TASK DIRECTIONS: Copy every record exactly, and keep the pictures out.

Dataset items
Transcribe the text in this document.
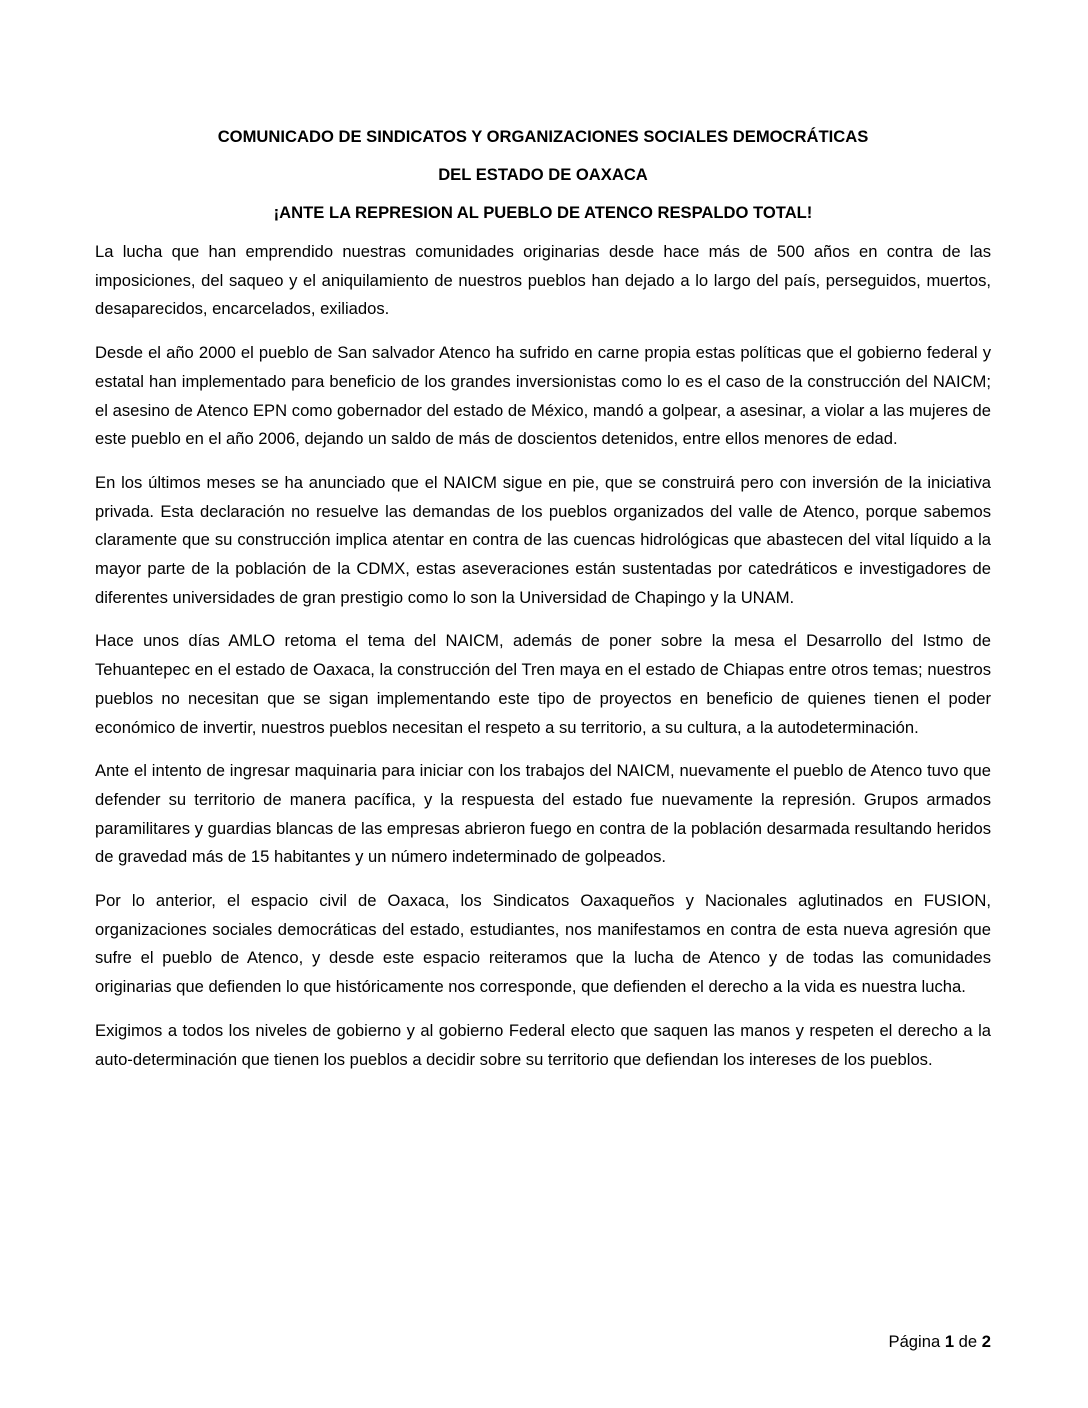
COMUNICADO DE SINDICATOS Y ORGANIZACIONES SOCIALES DEMOCRÁTICAS

DEL ESTADO DE OAXACA

¡ANTE LA REPRESION AL PUEBLO DE ATENCO RESPALDO TOTAL!

La lucha que han emprendido nuestras comunidades originarias desde hace más de 500 años en contra de las imposiciones, del saqueo y el aniquilamiento de nuestros pueblos han dejado a lo largo del país, perseguidos, muertos, desaparecidos, encarcelados, exiliados.

Desde el año 2000 el pueblo de San salvador Atenco ha sufrido en carne propia estas políticas que el gobierno federal y estatal han implementado para beneficio de los grandes inversionistas como lo es el caso de la construcción del NAICM; el asesino de Atenco EPN como gobernador del estado de México, mandó a golpear, a asesinar, a violar a las mujeres de este pueblo en el año 2006, dejando un saldo de más de doscientos detenidos, entre ellos menores de edad.

En los últimos meses se ha anunciado que el NAICM sigue en pie, que se construirá pero con inversión de la iniciativa privada. Esta declaración no resuelve las demandas de los pueblos organizados del valle de Atenco, porque sabemos claramente que su construcción implica atentar en contra de las cuencas hidrológicas que abastecen del vital líquido a la mayor parte de la población de la CDMX, estas aseveraciones están sustentadas por catedráticos e investigadores de diferentes universidades de gran prestigio como lo son la Universidad de Chapingo y la UNAM.

Hace unos días AMLO retoma el tema del NAICM, además de poner sobre la mesa el Desarrollo del Istmo de Tehuantepec en el estado de Oaxaca, la construcción del Tren maya en el estado de Chiapas entre otros temas; nuestros pueblos no necesitan que se sigan implementando este tipo de proyectos en beneficio de quienes tienen el poder económico de invertir, nuestros pueblos necesitan el respeto a su territorio, a su cultura, a la autodeterminación.

Ante el intento de ingresar maquinaria para iniciar con los trabajos del NAICM, nuevamente el pueblo de Atenco tuvo que defender su territorio de manera pacífica, y la respuesta del estado fue nuevamente la represión. Grupos armados paramilitares y guardias blancas de las empresas abrieron fuego en contra de la población desarmada resultando heridos de gravedad más de 15 habitantes y un número indeterminado de golpeados.

Por lo anterior, el espacio civil de Oaxaca, los Sindicatos Oaxaqueños y Nacionales aglutinados en FUSION, organizaciones sociales democráticas del estado, estudiantes, nos manifestamos en contra de esta nueva agresión que sufre el pueblo de Atenco, y desde este espacio reiteramos que la lucha de Atenco y de todas las comunidades originarias que defienden lo que históricamente nos corresponde, que defienden el derecho a la vida es nuestra lucha.

Exigimos a todos los niveles de gobierno y al gobierno Federal electo que saquen las manos y respeten el derecho a la auto-determinación que tienen los pueblos a decidir sobre su territorio que defiendan los intereses de los pueblos.

Página 1 de 2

EXERCISE SOLUTION:
Transcribe the text in this document.
COMUNICADO DE SINDICATOS Y ORGANIZACIONES SOCIALES DEMOCRÁTICAS

DEL ESTADO DE OAXACA

¡ANTE LA REPRESION AL PUEBLO DE ATENCO RESPALDO TOTAL!

La lucha que han emprendido nuestras comunidades originarias desde hace más de 500 años en contra de las imposiciones, del saqueo y el aniquilamiento de nuestros pueblos han dejado a lo largo del país, perseguidos, muertos, desaparecidos, encarcelados, exiliados.

Desde el año 2000 el pueblo de San salvador Atenco ha sufrido en carne propia estas políticas que el gobierno federal y estatal han implementado para beneficio de los grandes inversionistas como lo es el caso de la construcción del NAICM; el asesino de Atenco EPN como gobernador del estado de México, mandó a golpear, a asesinar, a violar a las mujeres de este pueblo en el año 2006, dejando un saldo de más de doscientos detenidos, entre ellos menores de edad.

En los últimos meses se ha anunciado que el NAICM sigue en pie, que se construirá pero con inversión de la iniciativa privada. Esta declaración no resuelve las demandas de los pueblos organizados del valle de Atenco, porque sabemos claramente que su construcción implica atentar en contra de las cuencas hidrológicas que abastecen del vital líquido a la mayor parte de la población de la CDMX, estas aseveraciones están sustentadas por catedráticos e investigadores de diferentes universidades de gran prestigio como lo son la Universidad de Chapingo y la UNAM.

Hace unos días AMLO retoma el tema del NAICM, además de poner sobre la mesa el Desarrollo del Istmo de Tehuantepec en el estado de Oaxaca, la construcción del Tren maya en el estado de Chiapas entre otros temas; nuestros pueblos no necesitan que se sigan implementando este tipo de proyectos en beneficio de quienes tienen el poder económico de invertir, nuestros pueblos necesitan el respeto a su territorio, a su cultura, a la autodeterminación.

Ante el intento de ingresar maquinaria para iniciar con los trabajos del NAICM, nuevamente el pueblo de Atenco tuvo que defender su territorio de manera pacífica, y la respuesta del estado fue nuevamente la represión. Grupos armados paramilitares y guardias blancas de las empresas abrieron fuego en contra de la población desarmada resultando heridos de gravedad más de 15 habitantes y un número indeterminado de golpeados.

Por lo anterior, el espacio civil de Oaxaca, los Sindicatos Oaxaqueños y Nacionales aglutinados en FUSION, organizaciones sociales democráticas del estado, estudiantes, nos manifestamos en contra de esta nueva agresión que sufre el pueblo de Atenco, y desde este espacio reiteramos que la lucha de Atenco y de todas las comunidades originarias que defienden lo que históricamente nos corresponde, que defienden el derecho a la vida es nuestra lucha.

Exigimos a todos los niveles de gobierno y al gobierno Federal electo que saquen las manos y respeten el derecho a la auto-determinación que tienen los pueblos a decidir sobre su territorio que defiendan los intereses de los pueblos.

Página 1 de 2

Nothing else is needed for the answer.